▸ Supplied material
--- BEGIN ---
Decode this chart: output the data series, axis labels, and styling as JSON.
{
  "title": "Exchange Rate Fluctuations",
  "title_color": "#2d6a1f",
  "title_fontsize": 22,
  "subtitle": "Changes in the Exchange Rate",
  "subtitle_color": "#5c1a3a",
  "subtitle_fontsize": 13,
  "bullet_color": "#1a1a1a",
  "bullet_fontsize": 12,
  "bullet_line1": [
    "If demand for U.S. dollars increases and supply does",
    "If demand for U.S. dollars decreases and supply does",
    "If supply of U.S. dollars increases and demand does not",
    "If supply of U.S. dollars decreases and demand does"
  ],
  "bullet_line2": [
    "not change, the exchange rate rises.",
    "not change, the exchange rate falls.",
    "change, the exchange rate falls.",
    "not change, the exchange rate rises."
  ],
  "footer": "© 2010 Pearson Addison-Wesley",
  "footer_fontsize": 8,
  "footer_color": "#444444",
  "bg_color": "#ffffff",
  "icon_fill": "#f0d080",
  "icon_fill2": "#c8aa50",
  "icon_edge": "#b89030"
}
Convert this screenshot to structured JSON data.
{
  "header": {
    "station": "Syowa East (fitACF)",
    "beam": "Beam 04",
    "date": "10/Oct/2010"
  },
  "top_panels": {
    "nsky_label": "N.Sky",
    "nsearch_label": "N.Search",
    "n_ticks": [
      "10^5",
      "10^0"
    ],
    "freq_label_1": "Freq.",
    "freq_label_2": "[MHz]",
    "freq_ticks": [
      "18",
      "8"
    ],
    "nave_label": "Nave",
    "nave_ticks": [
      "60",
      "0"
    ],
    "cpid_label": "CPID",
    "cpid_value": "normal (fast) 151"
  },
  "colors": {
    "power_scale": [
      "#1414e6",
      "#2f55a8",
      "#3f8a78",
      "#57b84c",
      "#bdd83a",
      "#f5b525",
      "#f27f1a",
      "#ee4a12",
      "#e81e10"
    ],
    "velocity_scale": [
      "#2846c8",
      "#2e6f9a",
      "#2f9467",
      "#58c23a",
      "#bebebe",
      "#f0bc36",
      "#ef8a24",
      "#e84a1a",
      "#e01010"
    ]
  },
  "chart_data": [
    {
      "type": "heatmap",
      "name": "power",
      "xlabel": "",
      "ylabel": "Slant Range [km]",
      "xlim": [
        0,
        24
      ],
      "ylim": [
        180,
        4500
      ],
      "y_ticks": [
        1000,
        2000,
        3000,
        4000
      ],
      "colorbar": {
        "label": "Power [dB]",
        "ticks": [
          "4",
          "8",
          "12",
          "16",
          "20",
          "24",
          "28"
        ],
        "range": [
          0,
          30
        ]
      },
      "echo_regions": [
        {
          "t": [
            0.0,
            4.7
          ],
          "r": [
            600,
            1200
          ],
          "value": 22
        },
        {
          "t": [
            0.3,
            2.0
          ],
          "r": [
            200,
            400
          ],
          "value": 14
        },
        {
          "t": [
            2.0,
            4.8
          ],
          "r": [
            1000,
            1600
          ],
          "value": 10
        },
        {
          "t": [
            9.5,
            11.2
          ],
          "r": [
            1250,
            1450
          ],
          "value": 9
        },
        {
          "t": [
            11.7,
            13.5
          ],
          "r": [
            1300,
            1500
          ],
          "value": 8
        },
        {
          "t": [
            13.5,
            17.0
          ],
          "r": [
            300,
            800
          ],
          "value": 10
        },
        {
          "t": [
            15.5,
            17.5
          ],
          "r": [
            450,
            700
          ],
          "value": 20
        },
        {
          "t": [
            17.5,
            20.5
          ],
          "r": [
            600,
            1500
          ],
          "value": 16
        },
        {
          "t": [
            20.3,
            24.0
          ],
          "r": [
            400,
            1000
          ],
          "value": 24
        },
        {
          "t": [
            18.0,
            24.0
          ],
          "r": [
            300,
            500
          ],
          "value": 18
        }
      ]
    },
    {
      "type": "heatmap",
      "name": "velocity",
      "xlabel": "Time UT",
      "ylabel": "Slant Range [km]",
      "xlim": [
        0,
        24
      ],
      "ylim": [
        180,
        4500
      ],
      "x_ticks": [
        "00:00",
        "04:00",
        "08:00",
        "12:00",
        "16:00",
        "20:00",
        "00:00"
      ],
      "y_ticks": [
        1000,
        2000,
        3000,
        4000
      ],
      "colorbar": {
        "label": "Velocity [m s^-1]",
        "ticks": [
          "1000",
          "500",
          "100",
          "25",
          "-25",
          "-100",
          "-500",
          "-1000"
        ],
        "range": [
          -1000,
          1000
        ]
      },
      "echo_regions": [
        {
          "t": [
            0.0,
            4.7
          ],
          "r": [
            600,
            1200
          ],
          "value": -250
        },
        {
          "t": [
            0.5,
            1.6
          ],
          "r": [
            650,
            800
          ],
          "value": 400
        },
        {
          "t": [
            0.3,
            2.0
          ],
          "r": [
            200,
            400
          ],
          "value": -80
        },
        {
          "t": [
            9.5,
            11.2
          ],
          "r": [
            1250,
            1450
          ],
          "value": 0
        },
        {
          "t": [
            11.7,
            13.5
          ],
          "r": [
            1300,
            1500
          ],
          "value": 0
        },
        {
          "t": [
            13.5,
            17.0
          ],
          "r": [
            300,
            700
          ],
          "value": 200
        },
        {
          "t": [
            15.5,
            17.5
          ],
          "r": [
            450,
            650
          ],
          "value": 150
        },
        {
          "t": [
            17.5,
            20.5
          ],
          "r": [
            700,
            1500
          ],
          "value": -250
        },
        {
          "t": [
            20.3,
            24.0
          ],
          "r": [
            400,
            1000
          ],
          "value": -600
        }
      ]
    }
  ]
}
--- END ---
▸ Stated exercise
Reproduce the listing above verbatim, from first line to last.

▸ Final answer
Decode this chart: output the data series, axis labels, and styling as JSON.
{
  "title": "Exchange Rate Fluctuations",
  "title_color": "#2d6a1f",
  "title_fontsize": 22,
  "subtitle": "Changes in the Exchange Rate",
  "subtitle_color": "#5c1a3a",
  "subtitle_fontsize": 13,
  "bullet_color": "#1a1a1a",
  "bullet_fontsize": 12,
  "bullet_line1": [
    "If demand for U.S. dollars increases and supply does",
    "If demand for U.S. dollars decreases and supply does",
    "If supply of U.S. dollars increases and demand does not",
    "If supply of U.S. dollars decreases and demand does"
  ],
  "bullet_line2": [
    "not change, the exchange rate rises.",
    "not change, the exchange rate falls.",
    "change, the exchange rate falls.",
    "not change, the exchange rate rises."
  ],
  "footer": "© 2010 Pearson Addison-Wesley",
  "footer_fontsize": 8,
  "footer_color": "#444444",
  "bg_color": "#ffffff",
  "icon_fill": "#f0d080",
  "icon_fill2": "#c8aa50",
  "icon_edge": "#b89030"
}
Convert this screenshot to structured JSON data.
{
  "header": {
    "station": "Syowa East (fitACF)",
    "beam": "Beam 04",
    "date": "10/Oct/2010"
  },
  "top_panels": {
    "nsky_label": "N.Sky",
    "nsearch_label": "N.Search",
    "n_ticks": [
      "10^5",
      "10^0"
    ],
    "freq_label_1": "Freq.",
    "freq_label_2": "[MHz]",
    "freq_ticks": [
      "18",
      "8"
    ],
    "nave_label": "Nave",
    "nave_ticks": [
      "60",
      "0"
    ],
    "cpid_label": "CPID",
    "cpid_value": "normal (fast) 151"
  },
  "colors": {
    "power_scale": [
      "#1414e6",
      "#2f55a8",
      "#3f8a78",
      "#57b84c",
      "#bdd83a",
      "#f5b525",
      "#f27f1a",
      "#ee4a12",
      "#e81e10"
    ],
    "velocity_scale": [
      "#2846c8",
      "#2e6f9a",
      "#2f9467",
      "#58c23a",
      "#bebebe",
      "#f0bc36",
      "#ef8a24",
      "#e84a1a",
      "#e01010"
    ]
  },
  "chart_data": [
    {
      "type": "heatmap",
      "name": "power",
      "xlabel": "",
      "ylabel": "Slant Range [km]",
      "xlim": [
        0,
        24
      ],
      "ylim": [
        180,
        4500
      ],
      "y_ticks": [
        1000,
        2000,
        3000,
        4000
      ],
      "colorbar": {
        "label": "Power [dB]",
        "ticks": [
          "4",
          "8",
          "12",
          "16",
          "20",
          "24",
          "28"
        ],
        "range": [
          0,
          30
        ]
      },
      "echo_regions": [
        {
          "t": [
            0.0,
            4.7
          ],
          "r": [
            600,
            1200
          ],
          "value": 22
        },
        {
          "t": [
            0.3,
            2.0
          ],
          "r": [
            200,
            400
          ],
          "value": 14
        },
        {
          "t": [
            2.0,
            4.8
          ],
          "r": [
            1000,
            1600
          ],
          "value": 10
        },
        {
          "t": [
            9.5,
            11.2
          ],
          "r": [
            1250,
            1450
          ],
          "value": 9
        },
        {
          "t": [
            11.7,
            13.5
          ],
          "r": [
            1300,
            1500
          ],
          "value": 8
        },
        {
          "t": [
            13.5,
            17.0
          ],
          "r": [
            300,
            800
          ],
          "value": 10
        },
        {
          "t": [
            15.5,
            17.5
          ],
          "r": [
            450,
            700
          ],
          "value": 20
        },
        {
          "t": [
            17.5,
            20.5
          ],
          "r": [
            600,
            1500
          ],
          "value": 16
        },
        {
          "t": [
            20.3,
            24.0
          ],
          "r": [
            400,
            1000
          ],
          "value": 24
        },
        {
          "t": [
            18.0,
            24.0
          ],
          "r": [
            300,
            500
          ],
          "value": 18
        }
      ]
    },
    {
      "type": "heatmap",
      "name": "velocity",
      "xlabel": "Time UT",
      "ylabel": "Slant Range [km]",
      "xlim": [
        0,
        24
      ],
      "ylim": [
        180,
        4500
      ],
      "x_ticks": [
        "00:00",
        "04:00",
        "08:00",
        "12:00",
        "16:00",
        "20:00",
        "00:00"
      ],
      "y_ticks": [
        1000,
        2000,
        3000,
        4000
      ],
      "colorbar": {
        "label": "Velocity [m s^-1]",
        "ticks": [
          "1000",
          "500",
          "100",
          "25",
          "-25",
          "-100",
          "-500",
          "-1000"
        ],
        "range": [
          -1000,
          1000
        ]
      },
      "echo_regions": [
        {
          "t": [
            0.0,
            4.7
          ],
          "r": [
            600,
            1200
          ],
          "value": -250
        },
        {
          "t": [
            0.5,
            1.6
          ],
          "r": [
            650,
            800
          ],
          "value": 400
        },
        {
          "t": [
            0.3,
            2.0
          ],
          "r": [
            200,
            400
          ],
          "value": -80
        },
        {
          "t": [
            9.5,
            11.2
          ],
          "r": [
            1250,
            1450
          ],
          "value": 0
        },
        {
          "t": [
            11.7,
            13.5
          ],
          "r": [
            1300,
            1500
          ],
          "value": 0
        },
        {
          "t": [
            13.5,
            17.0
          ],
          "r": [
            300,
            700
          ],
          "value": 200
        },
        {
          "t": [
            15.5,
            17.5
          ],
          "r": [
            450,
            650
          ],
          "value": 150
        },
        {
          "t": [
            17.5,
            20.5
          ],
          "r": [
            700,
            1500
          ],
          "value": -250
        },
        {
          "t": [
            20.3,
            24.0
          ],
          "r": [
            400,
            1000
          ],
          "value": -600
        }
      ]
    }
  ]
}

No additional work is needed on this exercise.